— start Records shown —
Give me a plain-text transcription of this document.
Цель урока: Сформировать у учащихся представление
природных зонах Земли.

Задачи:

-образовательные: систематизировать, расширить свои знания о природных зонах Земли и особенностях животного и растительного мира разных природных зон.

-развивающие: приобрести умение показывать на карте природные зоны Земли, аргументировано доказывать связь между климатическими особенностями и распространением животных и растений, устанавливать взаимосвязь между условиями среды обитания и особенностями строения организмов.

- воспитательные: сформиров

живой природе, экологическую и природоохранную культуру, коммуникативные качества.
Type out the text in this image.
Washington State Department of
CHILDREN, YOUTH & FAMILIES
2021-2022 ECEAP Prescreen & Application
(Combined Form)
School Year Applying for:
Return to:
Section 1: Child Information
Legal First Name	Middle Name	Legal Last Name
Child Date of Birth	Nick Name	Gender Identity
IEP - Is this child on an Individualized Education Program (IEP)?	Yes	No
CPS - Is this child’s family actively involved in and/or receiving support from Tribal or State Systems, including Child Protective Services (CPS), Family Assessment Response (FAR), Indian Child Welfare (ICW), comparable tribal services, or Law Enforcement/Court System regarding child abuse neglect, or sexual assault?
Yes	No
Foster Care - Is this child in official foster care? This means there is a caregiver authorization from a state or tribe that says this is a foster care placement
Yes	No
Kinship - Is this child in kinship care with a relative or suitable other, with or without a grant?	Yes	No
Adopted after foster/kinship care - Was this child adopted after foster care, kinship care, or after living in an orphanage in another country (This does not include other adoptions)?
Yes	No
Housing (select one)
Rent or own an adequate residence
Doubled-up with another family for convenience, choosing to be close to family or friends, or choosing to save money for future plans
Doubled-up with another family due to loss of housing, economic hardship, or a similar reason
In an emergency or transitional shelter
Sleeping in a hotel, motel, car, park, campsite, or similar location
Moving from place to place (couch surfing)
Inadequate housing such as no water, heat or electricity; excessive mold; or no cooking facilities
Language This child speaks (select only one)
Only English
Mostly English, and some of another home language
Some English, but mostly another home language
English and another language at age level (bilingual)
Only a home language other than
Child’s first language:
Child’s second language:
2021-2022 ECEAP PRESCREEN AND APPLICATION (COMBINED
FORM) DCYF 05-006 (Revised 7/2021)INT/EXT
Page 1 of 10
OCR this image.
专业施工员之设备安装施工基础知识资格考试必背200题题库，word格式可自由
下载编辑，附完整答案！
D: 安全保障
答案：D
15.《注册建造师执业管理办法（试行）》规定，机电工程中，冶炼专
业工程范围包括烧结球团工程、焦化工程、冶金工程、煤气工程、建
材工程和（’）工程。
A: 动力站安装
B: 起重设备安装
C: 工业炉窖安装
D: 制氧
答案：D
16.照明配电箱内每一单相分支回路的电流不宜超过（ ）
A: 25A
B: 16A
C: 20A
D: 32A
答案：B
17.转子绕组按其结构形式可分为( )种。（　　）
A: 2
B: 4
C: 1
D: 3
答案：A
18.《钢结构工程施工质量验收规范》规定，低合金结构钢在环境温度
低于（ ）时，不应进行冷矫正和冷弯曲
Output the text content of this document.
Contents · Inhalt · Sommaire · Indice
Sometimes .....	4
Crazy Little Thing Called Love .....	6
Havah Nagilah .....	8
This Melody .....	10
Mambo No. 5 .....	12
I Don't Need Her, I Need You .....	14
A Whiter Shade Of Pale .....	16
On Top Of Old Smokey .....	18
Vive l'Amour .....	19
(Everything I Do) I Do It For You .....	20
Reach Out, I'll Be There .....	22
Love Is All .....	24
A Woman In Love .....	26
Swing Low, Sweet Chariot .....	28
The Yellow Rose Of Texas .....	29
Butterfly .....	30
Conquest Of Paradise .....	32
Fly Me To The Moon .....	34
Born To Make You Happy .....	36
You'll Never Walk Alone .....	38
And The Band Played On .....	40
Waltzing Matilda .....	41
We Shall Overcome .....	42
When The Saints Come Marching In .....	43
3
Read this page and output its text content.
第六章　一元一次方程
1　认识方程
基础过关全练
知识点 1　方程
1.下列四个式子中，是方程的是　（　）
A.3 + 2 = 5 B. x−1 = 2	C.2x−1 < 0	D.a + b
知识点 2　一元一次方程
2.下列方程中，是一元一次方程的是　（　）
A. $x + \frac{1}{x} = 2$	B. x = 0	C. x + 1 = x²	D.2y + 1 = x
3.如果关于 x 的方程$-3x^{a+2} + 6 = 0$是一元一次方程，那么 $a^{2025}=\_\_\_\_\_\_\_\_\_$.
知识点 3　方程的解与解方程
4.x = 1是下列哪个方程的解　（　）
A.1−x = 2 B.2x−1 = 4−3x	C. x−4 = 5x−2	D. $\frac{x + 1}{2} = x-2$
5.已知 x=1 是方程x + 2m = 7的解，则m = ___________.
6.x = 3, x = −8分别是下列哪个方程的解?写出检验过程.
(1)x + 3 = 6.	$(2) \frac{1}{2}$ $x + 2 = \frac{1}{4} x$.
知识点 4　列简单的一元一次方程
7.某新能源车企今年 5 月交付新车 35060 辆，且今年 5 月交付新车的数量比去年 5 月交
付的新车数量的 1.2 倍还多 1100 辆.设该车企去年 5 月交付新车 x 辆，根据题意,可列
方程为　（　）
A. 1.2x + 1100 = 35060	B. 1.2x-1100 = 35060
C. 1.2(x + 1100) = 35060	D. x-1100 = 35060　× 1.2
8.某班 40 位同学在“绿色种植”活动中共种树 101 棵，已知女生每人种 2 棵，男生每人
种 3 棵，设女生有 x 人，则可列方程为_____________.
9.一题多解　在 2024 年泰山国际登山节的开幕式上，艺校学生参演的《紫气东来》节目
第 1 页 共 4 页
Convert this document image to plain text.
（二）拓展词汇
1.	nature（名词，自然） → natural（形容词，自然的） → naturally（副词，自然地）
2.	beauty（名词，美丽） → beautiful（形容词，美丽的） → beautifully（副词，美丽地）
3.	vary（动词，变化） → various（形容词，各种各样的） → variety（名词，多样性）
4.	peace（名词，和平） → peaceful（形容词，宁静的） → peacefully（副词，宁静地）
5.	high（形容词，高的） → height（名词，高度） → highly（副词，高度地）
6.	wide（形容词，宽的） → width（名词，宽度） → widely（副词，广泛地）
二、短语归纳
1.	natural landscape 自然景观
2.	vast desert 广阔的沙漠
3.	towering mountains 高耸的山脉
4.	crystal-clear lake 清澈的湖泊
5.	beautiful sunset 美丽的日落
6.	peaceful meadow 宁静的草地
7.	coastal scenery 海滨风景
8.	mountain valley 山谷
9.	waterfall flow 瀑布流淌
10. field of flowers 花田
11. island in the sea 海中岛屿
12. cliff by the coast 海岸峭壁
— end Records shown —
Given task: Copy every line of the data that holds the string "home".

Correct output:
Mostly English, and some of another home language
Some English, but mostly another home language
Only a home language other than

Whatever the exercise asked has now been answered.